== To do ==
Extract every entry word for word. Skip the pictures.
** START Material provided **
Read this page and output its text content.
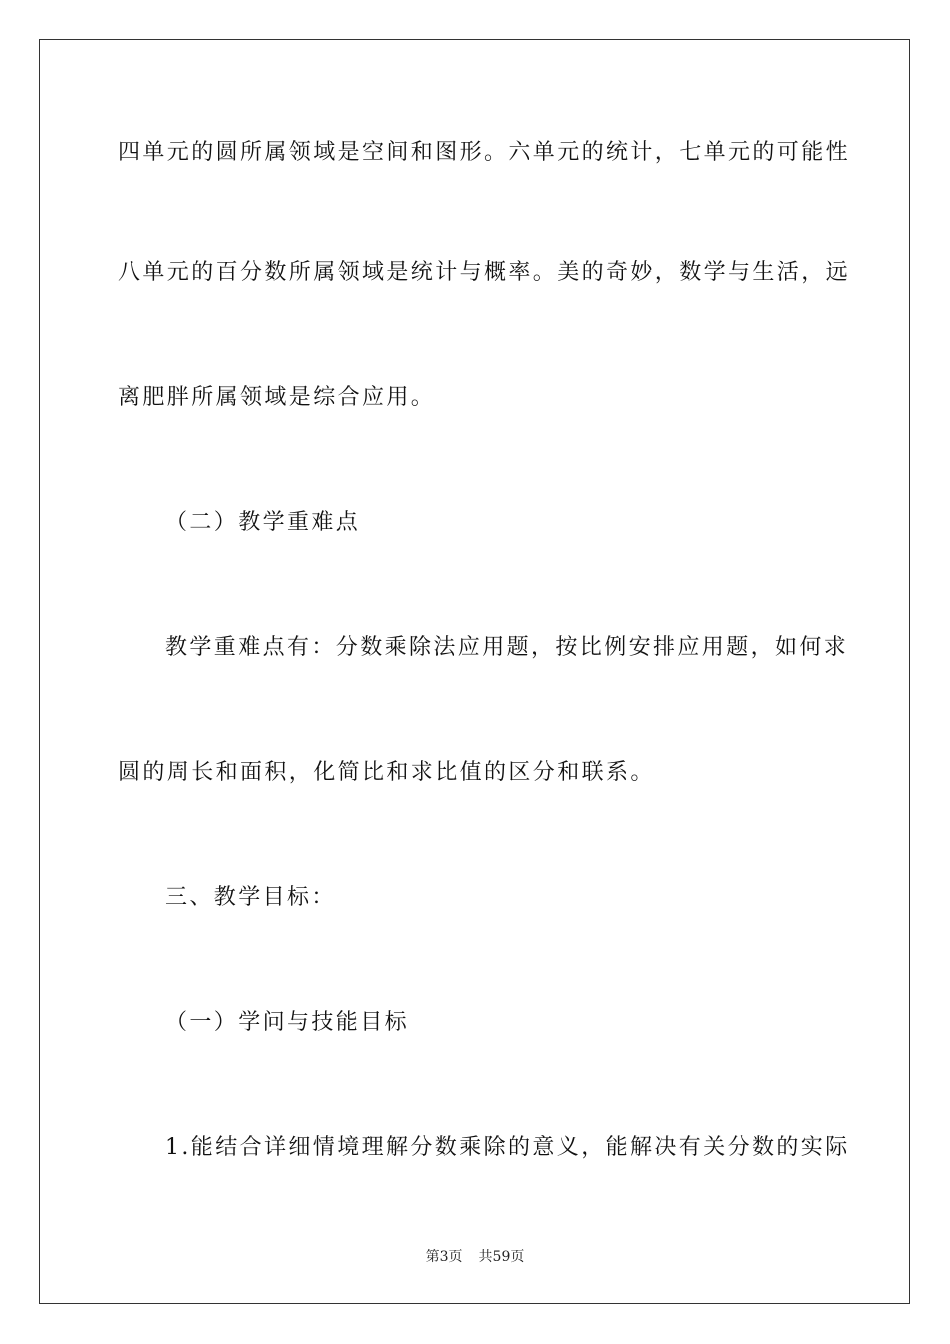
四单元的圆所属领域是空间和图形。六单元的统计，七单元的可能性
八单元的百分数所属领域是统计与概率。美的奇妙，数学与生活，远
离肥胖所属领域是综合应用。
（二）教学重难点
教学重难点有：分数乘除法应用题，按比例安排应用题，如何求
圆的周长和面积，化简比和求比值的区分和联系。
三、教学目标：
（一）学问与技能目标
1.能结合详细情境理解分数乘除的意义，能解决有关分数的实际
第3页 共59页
** END Material provided **
== Result below ==
Read this page and output its text content.
四单元的圆所属领域是空间和图形。六单元的统计，七单元的可能性
八单元的百分数所属领域是统计与概率。美的奇妙，数学与生活，远
离肥胖所属领域是综合应用。
（二）教学重难点
教学重难点有：分数乘除法应用题，按比例安排应用题，如何求
圆的周长和面积，化简比和求比值的区分和联系。
三、教学目标：
（一）学问与技能目标
1.能结合详细情境理解分数乘除的意义，能解决有关分数的实际
第3页 共59页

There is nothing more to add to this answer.